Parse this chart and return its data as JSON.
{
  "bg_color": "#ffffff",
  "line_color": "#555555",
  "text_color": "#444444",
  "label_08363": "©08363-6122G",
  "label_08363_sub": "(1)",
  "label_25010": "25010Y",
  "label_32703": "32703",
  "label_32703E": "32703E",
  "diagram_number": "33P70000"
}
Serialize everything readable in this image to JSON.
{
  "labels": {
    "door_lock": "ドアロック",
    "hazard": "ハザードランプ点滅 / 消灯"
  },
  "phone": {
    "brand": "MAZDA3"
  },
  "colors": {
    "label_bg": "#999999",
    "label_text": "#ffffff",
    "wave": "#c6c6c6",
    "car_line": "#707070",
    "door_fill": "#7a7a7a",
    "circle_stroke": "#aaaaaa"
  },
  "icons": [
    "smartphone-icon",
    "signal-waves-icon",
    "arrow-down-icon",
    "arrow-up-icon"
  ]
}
※
▶ Exercise requirements
Reproduce the entire listing word for word.

▶ Response below
Parse this chart and return its data as JSON.
{
  "bg_color": "#ffffff",
  "line_color": "#555555",
  "text_color": "#444444",
  "label_08363": "©08363-6122G",
  "label_08363_sub": "(1)",
  "label_25010": "25010Y",
  "label_32703": "32703",
  "label_32703E": "32703E",
  "diagram_number": "33P70000"
}
Serialize everything readable in this image to JSON.
{
  "labels": {
    "door_lock": "ドアロック",
    "hazard": "ハザードランプ点滅 / 消灯"
  },
  "phone": {
    "brand": "MAZDA3"
  },
  "colors": {
    "label_bg": "#999999",
    "label_text": "#ffffff",
    "wave": "#c6c6c6",
    "car_line": "#707070",
    "door_fill": "#7a7a7a",
    "circle_stroke": "#aaaaaa"
  },
  "icons": [
    "smartphone-icon",
    "signal-waves-icon",
    "arrow-down-icon",
    "arrow-up-icon"
  ]
}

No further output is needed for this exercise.